Reproduce the data that follows in its entirety, character for character.

[start]

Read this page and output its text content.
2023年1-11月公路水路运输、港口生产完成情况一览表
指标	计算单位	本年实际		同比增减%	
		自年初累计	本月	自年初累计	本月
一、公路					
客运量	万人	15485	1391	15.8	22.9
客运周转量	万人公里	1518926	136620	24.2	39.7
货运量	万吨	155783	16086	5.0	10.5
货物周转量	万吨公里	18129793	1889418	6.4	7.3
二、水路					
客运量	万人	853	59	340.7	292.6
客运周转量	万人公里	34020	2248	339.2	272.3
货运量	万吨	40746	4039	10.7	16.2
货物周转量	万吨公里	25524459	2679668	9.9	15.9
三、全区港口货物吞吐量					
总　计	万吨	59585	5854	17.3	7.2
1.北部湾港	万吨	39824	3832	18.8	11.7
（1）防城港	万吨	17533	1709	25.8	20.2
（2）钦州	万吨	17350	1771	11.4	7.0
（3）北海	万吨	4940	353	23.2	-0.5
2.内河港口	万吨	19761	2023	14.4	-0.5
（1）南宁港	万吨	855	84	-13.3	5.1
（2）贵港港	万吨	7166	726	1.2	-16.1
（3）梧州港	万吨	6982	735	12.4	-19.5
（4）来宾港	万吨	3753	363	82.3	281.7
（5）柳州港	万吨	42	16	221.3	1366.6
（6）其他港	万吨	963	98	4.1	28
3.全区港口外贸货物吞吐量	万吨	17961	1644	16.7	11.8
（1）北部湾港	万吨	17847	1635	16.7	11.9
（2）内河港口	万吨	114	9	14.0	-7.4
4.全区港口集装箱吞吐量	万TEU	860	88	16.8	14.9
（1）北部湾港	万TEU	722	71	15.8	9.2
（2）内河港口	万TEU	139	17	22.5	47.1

[end]

▶ [FULL ANSWER]:
Read this page and output its text content.
2023年1-11月公路水路运输、港口生产完成情况一览表
指标	计算单位	本年实际		同比增减%	
		自年初累计	本月	自年初累计	本月
一、公路					
客运量	万人	15485	1391	15.8	22.9
客运周转量	万人公里	1518926	136620	24.2	39.7
货运量	万吨	155783	16086	5.0	10.5
货物周转量	万吨公里	18129793	1889418	6.4	7.3
二、水路					
客运量	万人	853	59	340.7	292.6
客运周转量	万人公里	34020	2248	339.2	272.3
货运量	万吨	40746	4039	10.7	16.2
货物周转量	万吨公里	25524459	2679668	9.9	15.9
三、全区港口货物吞吐量					
总　计	万吨	59585	5854	17.3	7.2
1.北部湾港	万吨	39824	3832	18.8	11.7
（1）防城港	万吨	17533	1709	25.8	20.2
（2）钦州	万吨	17350	1771	11.4	7.0
（3）北海	万吨	4940	353	23.2	-0.5
2.内河港口	万吨	19761	2023	14.4	-0.5
（1）南宁港	万吨	855	84	-13.3	5.1
（2）贵港港	万吨	7166	726	1.2	-16.1
（3）梧州港	万吨	6982	735	12.4	-19.5
（4）来宾港	万吨	3753	363	82.3	281.7
（5）柳州港	万吨	42	16	221.3	1366.6
（6）其他港	万吨	963	98	4.1	28
3.全区港口外贸货物吞吐量	万吨	17961	1644	16.7	11.8
（1）北部湾港	万吨	17847	1635	16.7	11.9
（2）内河港口	万吨	114	9	14.0	-7.4
4.全区港口集装箱吞吐量	万TEU	860	88	16.8	14.9
（1）北部湾港	万TEU	722	71	15.8	9.2
（2）内河港口	万TEU	139	17	22.5	47.1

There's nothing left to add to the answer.